◆ IHRE AUFGABE
Erklären Sie anhand der Kolumne unten, welche Erkenntnis sich laut Text in der "classe politique" durchzusetzen beginnt und wozu dies herausfordert.

◆ AUSZUG
© JUNGE FREIHEIT Verlag GmbH & Co. www.jungefreiheit.de 15/06 07. April 2006

Kolumne
Verantwortungsgemeinschaft
Klaus Motschmann

Seit der Bildung der Großen Koalition ist viel häufiger als zuvor von "parteiübergreifenden" Initiativen zur Lösung der katastrophalen Nöte in unserem Volke die Rede, wie man sie bisher nur im "Kampf gegen Rechts" kannte. Offenkundig beginnt sich nun auch in der "classe politique" die Erkenntnis durchzusetzen, daß ihr die Kontrolle über die Entwicklung der Finanz- und Arbeitsmarktpolitik, Zuwanderungs- und Asylpolitik, Familien- und Bildungspolitik entgleitet und zu einer "Verantwortungsgemeinschaft" herausfordert.

◆ ROHDATEN
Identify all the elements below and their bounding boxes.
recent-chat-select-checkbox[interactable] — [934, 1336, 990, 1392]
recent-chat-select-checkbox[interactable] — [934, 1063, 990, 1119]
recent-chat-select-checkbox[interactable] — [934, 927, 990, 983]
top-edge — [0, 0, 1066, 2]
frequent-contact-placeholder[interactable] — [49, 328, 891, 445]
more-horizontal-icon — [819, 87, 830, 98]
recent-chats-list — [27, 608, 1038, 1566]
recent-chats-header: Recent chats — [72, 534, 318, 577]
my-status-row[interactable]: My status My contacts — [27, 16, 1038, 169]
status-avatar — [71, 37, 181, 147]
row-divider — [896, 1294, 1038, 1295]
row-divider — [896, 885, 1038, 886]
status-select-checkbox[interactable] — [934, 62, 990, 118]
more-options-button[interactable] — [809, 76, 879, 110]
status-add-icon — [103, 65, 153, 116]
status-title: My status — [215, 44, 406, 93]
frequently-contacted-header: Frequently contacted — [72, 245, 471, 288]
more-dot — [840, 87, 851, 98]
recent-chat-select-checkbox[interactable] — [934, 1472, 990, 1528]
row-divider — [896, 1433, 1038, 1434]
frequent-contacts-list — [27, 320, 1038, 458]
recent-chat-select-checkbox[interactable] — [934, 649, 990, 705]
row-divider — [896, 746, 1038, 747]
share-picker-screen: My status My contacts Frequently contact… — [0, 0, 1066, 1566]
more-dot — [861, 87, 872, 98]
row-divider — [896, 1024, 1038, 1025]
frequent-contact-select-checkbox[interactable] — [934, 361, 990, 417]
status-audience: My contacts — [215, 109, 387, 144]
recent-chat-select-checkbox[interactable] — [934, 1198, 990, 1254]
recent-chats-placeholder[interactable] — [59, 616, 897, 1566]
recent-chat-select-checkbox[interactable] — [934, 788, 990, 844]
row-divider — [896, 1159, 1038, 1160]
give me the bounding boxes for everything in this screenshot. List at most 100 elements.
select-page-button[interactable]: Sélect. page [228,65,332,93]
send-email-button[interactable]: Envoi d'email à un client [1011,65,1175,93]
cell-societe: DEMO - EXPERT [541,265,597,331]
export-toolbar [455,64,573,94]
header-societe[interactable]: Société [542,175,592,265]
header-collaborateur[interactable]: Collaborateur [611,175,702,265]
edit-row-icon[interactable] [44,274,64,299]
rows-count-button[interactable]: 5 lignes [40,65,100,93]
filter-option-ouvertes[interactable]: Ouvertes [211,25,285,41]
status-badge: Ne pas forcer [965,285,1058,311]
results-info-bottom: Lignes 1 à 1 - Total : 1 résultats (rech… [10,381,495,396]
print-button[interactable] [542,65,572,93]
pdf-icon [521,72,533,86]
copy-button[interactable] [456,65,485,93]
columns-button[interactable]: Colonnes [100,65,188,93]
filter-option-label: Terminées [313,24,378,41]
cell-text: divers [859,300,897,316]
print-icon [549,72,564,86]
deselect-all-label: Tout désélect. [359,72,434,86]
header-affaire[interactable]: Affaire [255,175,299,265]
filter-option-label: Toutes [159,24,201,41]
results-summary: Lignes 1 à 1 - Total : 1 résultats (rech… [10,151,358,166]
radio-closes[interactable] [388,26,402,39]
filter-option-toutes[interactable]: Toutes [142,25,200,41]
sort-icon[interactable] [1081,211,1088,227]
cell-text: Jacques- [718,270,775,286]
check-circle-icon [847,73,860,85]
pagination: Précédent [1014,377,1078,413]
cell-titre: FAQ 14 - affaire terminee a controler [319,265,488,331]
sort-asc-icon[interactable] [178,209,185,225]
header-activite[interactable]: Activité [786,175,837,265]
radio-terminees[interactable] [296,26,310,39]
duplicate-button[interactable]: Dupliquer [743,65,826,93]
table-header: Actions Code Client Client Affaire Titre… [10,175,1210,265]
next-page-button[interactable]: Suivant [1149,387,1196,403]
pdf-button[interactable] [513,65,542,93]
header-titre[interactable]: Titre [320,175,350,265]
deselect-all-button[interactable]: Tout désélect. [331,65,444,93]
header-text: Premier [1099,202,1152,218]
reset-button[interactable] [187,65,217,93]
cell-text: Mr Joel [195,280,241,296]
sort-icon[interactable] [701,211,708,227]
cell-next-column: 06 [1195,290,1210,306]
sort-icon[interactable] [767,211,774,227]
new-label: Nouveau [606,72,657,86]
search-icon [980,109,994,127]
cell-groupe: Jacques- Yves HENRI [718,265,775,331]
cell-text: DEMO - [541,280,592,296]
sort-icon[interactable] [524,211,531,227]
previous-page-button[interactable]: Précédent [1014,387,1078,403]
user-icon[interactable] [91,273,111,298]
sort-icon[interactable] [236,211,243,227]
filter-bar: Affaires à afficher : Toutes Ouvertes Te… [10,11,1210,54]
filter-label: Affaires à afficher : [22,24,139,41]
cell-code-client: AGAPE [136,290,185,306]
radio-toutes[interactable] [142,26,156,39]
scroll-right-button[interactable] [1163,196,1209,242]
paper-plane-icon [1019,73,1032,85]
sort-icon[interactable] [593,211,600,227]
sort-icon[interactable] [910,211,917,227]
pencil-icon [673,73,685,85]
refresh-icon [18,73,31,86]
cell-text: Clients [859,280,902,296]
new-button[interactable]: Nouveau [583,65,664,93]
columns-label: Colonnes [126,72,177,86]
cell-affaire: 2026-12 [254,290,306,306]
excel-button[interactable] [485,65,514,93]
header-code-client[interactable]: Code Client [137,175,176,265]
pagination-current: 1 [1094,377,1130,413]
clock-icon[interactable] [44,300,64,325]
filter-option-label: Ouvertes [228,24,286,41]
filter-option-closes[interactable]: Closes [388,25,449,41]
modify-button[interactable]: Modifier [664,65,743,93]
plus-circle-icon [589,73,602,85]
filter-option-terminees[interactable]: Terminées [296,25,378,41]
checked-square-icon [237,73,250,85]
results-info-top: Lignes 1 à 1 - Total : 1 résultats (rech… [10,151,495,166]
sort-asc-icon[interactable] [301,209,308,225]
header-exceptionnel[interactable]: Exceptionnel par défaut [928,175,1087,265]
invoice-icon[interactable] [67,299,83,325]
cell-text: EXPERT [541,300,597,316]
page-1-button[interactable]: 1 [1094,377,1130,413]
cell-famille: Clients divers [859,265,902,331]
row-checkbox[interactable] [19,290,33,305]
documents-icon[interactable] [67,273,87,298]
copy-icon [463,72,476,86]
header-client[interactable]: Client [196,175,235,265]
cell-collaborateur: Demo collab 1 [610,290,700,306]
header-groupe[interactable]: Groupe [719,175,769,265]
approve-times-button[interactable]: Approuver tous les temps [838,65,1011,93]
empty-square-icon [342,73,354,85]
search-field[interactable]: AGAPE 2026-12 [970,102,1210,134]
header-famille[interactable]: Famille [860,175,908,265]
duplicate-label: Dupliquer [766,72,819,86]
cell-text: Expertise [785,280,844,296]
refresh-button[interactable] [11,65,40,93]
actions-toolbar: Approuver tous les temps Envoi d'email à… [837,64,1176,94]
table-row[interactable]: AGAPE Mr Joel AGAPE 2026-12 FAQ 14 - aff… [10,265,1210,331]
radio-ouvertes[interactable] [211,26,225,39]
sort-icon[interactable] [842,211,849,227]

◆ IHRE ANTWORT
Die "classe politique" erkennt, dass ihr die Kontrolle über die Entwicklung der Finanz- und Arbeitsmarktpolitik, der Zuwanderungs- und Asylpolitik sowie der Familien- und Bildungspolitik entgleitet. Das fordert zu einer "Verantwortungsgemeinschaft" heraus.